• _WORK INSTRUCTIONS_: Copy out each line of the material in which the word "HMAC" appears.

━━━━━━━━━━━━━━━━━━━━

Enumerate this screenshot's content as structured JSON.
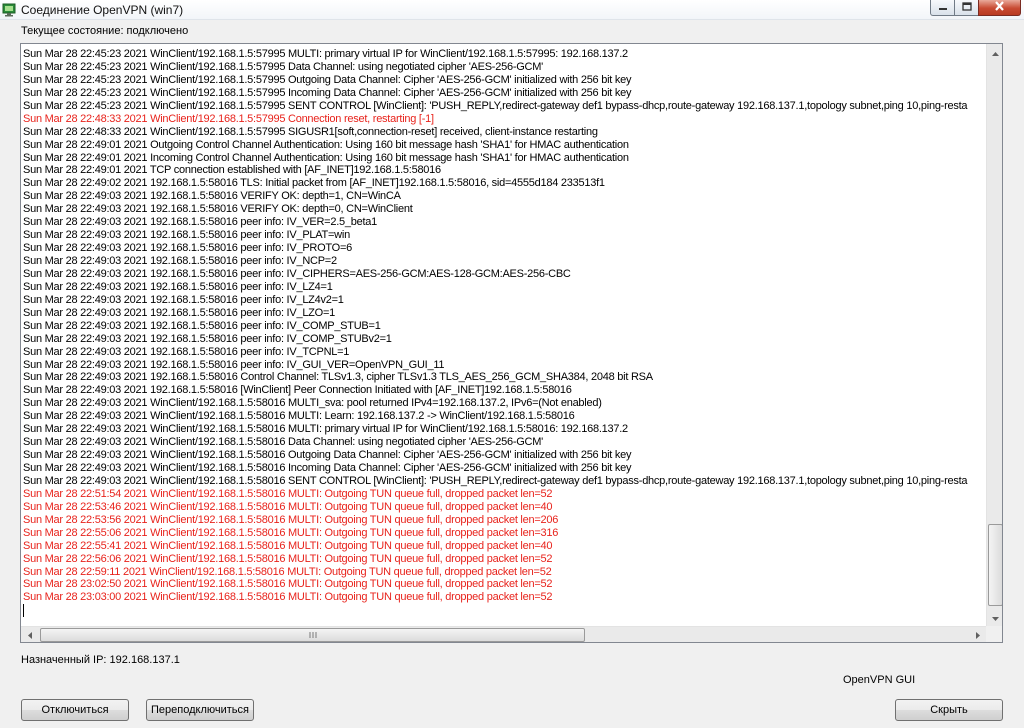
{
  "window": {
    "title": "Соединение OpenVPN (win7)"
  },
  "status": {
    "state_text": "Текущее состояние: подключено"
  },
  "log_lines": [
    {
      "text": "Sun Mar 28 22:45:23 2021 WinClient/192.168.1.5:57995 MULTI: primary virtual IP for WinClient/192.168.1.5:57995: 192.168.137.2",
      "error": false
    },
    {
      "text": "Sun Mar 28 22:45:23 2021 WinClient/192.168.1.5:57995 Data Channel: using negotiated cipher 'AES-256-GCM'",
      "error": false
    },
    {
      "text": "Sun Mar 28 22:45:23 2021 WinClient/192.168.1.5:57995 Outgoing Data Channel: Cipher 'AES-256-GCM' initialized with 256 bit key",
      "error": false
    },
    {
      "text": "Sun Mar 28 22:45:23 2021 WinClient/192.168.1.5:57995 Incoming Data Channel: Cipher 'AES-256-GCM' initialized with 256 bit key",
      "error": false
    },
    {
      "text": "Sun Mar 28 22:45:23 2021 WinClient/192.168.1.5:57995 SENT CONTROL [WinClient]: 'PUSH_REPLY,redirect-gateway def1 bypass-dhcp,route-gateway 192.168.137.1,topology subnet,ping 10,ping-resta",
      "error": false
    },
    {
      "text": "Sun Mar 28 22:48:33 2021 WinClient/192.168.1.5:57995 Connection reset, restarting [-1]",
      "error": true
    },
    {
      "text": "Sun Mar 28 22:48:33 2021 WinClient/192.168.1.5:57995 SIGUSR1[soft,connection-reset] received, client-instance restarting",
      "error": false
    },
    {
      "text": "Sun Mar 28 22:49:01 2021 Outgoing Control Channel Authentication: Using 160 bit message hash 'SHA1' for HMAC authentication",
      "error": false
    },
    {
      "text": "Sun Mar 28 22:49:01 2021 Incoming Control Channel Authentication: Using 160 bit message hash 'SHA1' for HMAC authentication",
      "error": false
    },
    {
      "text": "Sun Mar 28 22:49:01 2021 TCP connection established with [AF_INET]192.168.1.5:58016",
      "error": false
    },
    {
      "text": "Sun Mar 28 22:49:02 2021 192.168.1.5:58016 TLS: Initial packet from [AF_INET]192.168.1.5:58016, sid=4555d184 233513f1",
      "error": false
    },
    {
      "text": "Sun Mar 28 22:49:03 2021 192.168.1.5:58016 VERIFY OK: depth=1, CN=WinCA",
      "error": false
    },
    {
      "text": "Sun Mar 28 22:49:03 2021 192.168.1.5:58016 VERIFY OK: depth=0, CN=WinClient",
      "error": false
    },
    {
      "text": "Sun Mar 28 22:49:03 2021 192.168.1.5:58016 peer info: IV_VER=2.5_beta1",
      "error": false
    },
    {
      "text": "Sun Mar 28 22:49:03 2021 192.168.1.5:58016 peer info: IV_PLAT=win",
      "error": false
    },
    {
      "text": "Sun Mar 28 22:49:03 2021 192.168.1.5:58016 peer info: IV_PROTO=6",
      "error": false
    },
    {
      "text": "Sun Mar 28 22:49:03 2021 192.168.1.5:58016 peer info: IV_NCP=2",
      "error": false
    },
    {
      "text": "Sun Mar 28 22:49:03 2021 192.168.1.5:58016 peer info: IV_CIPHERS=AES-256-GCM:AES-128-GCM:AES-256-CBC",
      "error": false
    },
    {
      "text": "Sun Mar 28 22:49:03 2021 192.168.1.5:58016 peer info: IV_LZ4=1",
      "error": false
    },
    {
      "text": "Sun Mar 28 22:49:03 2021 192.168.1.5:58016 peer info: IV_LZ4v2=1",
      "error": false
    },
    {
      "text": "Sun Mar 28 22:49:03 2021 192.168.1.5:58016 peer info: IV_LZO=1",
      "error": false
    },
    {
      "text": "Sun Mar 28 22:49:03 2021 192.168.1.5:58016 peer info: IV_COMP_STUB=1",
      "error": false
    },
    {
      "text": "Sun Mar 28 22:49:03 2021 192.168.1.5:58016 peer info: IV_COMP_STUBv2=1",
      "error": false
    },
    {
      "text": "Sun Mar 28 22:49:03 2021 192.168.1.5:58016 peer info: IV_TCPNL=1",
      "error": false
    },
    {
      "text": "Sun Mar 28 22:49:03 2021 192.168.1.5:58016 peer info: IV_GUI_VER=OpenVPN_GUI_11",
      "error": false
    },
    {
      "text": "Sun Mar 28 22:49:03 2021 192.168.1.5:58016 Control Channel: TLSv1.3, cipher TLSv1.3 TLS_AES_256_GCM_SHA384, 2048 bit RSA",
      "error": false
    },
    {
      "text": "Sun Mar 28 22:49:03 2021 192.168.1.5:58016 [WinClient] Peer Connection Initiated with [AF_INET]192.168.1.5:58016",
      "error": false
    },
    {
      "text": "Sun Mar 28 22:49:03 2021 WinClient/192.168.1.5:58016 MULTI_sva: pool returned IPv4=192.168.137.2, IPv6=(Not enabled)",
      "error": false
    },
    {
      "text": "Sun Mar 28 22:49:03 2021 WinClient/192.168.1.5:58016 MULTI: Learn: 192.168.137.2 -> WinClient/192.168.1.5:58016",
      "error": false
    },
    {
      "text": "Sun Mar 28 22:49:03 2021 WinClient/192.168.1.5:58016 MULTI: primary virtual IP for WinClient/192.168.1.5:58016: 192.168.137.2",
      "error": false
    },
    {
      "text": "Sun Mar 28 22:49:03 2021 WinClient/192.168.1.5:58016 Data Channel: using negotiated cipher 'AES-256-GCM'",
      "error": false
    },
    {
      "text": "Sun Mar 28 22:49:03 2021 WinClient/192.168.1.5:58016 Outgoing Data Channel: Cipher 'AES-256-GCM' initialized with 256 bit key",
      "error": false
    },
    {
      "text": "Sun Mar 28 22:49:03 2021 WinClient/192.168.1.5:58016 Incoming Data Channel: Cipher 'AES-256-GCM' initialized with 256 bit key",
      "error": false
    },
    {
      "text": "Sun Mar 28 22:49:03 2021 WinClient/192.168.1.5:58016 SENT CONTROL [WinClient]: 'PUSH_REPLY,redirect-gateway def1 bypass-dhcp,route-gateway 192.168.137.1,topology subnet,ping 10,ping-resta",
      "error": false
    },
    {
      "text": "Sun Mar 28 22:51:54 2021 WinClient/192.168.1.5:58016 MULTI: Outgoing TUN queue full, dropped packet len=52",
      "error": true
    },
    {
      "text": "Sun Mar 28 22:53:46 2021 WinClient/192.168.1.5:58016 MULTI: Outgoing TUN queue full, dropped packet len=40",
      "error": true
    },
    {
      "text": "Sun Mar 28 22:53:56 2021 WinClient/192.168.1.5:58016 MULTI: Outgoing TUN queue full, dropped packet len=206",
      "error": true
    },
    {
      "text": "Sun Mar 28 22:55:06 2021 WinClient/192.168.1.5:58016 MULTI: Outgoing TUN queue full, dropped packet len=316",
      "error": true
    },
    {
      "text": "Sun Mar 28 22:55:41 2021 WinClient/192.168.1.5:58016 MULTI: Outgoing TUN queue full, dropped packet len=40",
      "error": true
    },
    {
      "text": "Sun Mar 28 22:56:06 2021 WinClient/192.168.1.5:58016 MULTI: Outgoing TUN queue full, dropped packet len=52",
      "error": true
    },
    {
      "text": "Sun Mar 28 22:59:11 2021 WinClient/192.168.1.5:58016 MULTI: Outgoing TUN queue full, dropped packet len=52",
      "error": true
    },
    {
      "text": "Sun Mar 28 23:02:50 2021 WinClient/192.168.1.5:58016 MULTI: Outgoing TUN queue full, dropped packet len=52",
      "error": true
    },
    {
      "text": "Sun Mar 28 23:03:00 2021 WinClient/192.168.1.5:58016 MULTI: Outgoing TUN queue full, dropped packet len=52",
      "error": true
    }
  ],
  "footer": {
    "assigned_ip": "Назначенный IP: 192.168.137.1",
    "app_name": "OpenVPN GUI",
    "disconnect_label": "Отключиться",
    "reconnect_label": "Переподключиться",
    "hide_label": "Скрыть"
  },
  "colors": {
    "error_text": "#e8231c",
    "normal_text": "#000000",
    "window_bg": "#f0f0f0"
  },
  "icons": {
    "app": "openvpn-monitor-icon",
    "minimize": "minimize-icon",
    "maximize": "maximize-icon",
    "close": "close-icon"
  }
}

━━━━━━━━━━━━━━━━━━━━

• _WRITTEN REPLY_:
      "text": "Sun Mar 28 22:49:01 2021 Outgoing Control Channel Authentication: Using 160 bit message hash 'SHA1' for HMAC authentication",
      "text": "Sun Mar 28 22:49:01 2021 Incoming Control Channel Authentication: Using 160 bit message hash 'SHA1' for HMAC authentication",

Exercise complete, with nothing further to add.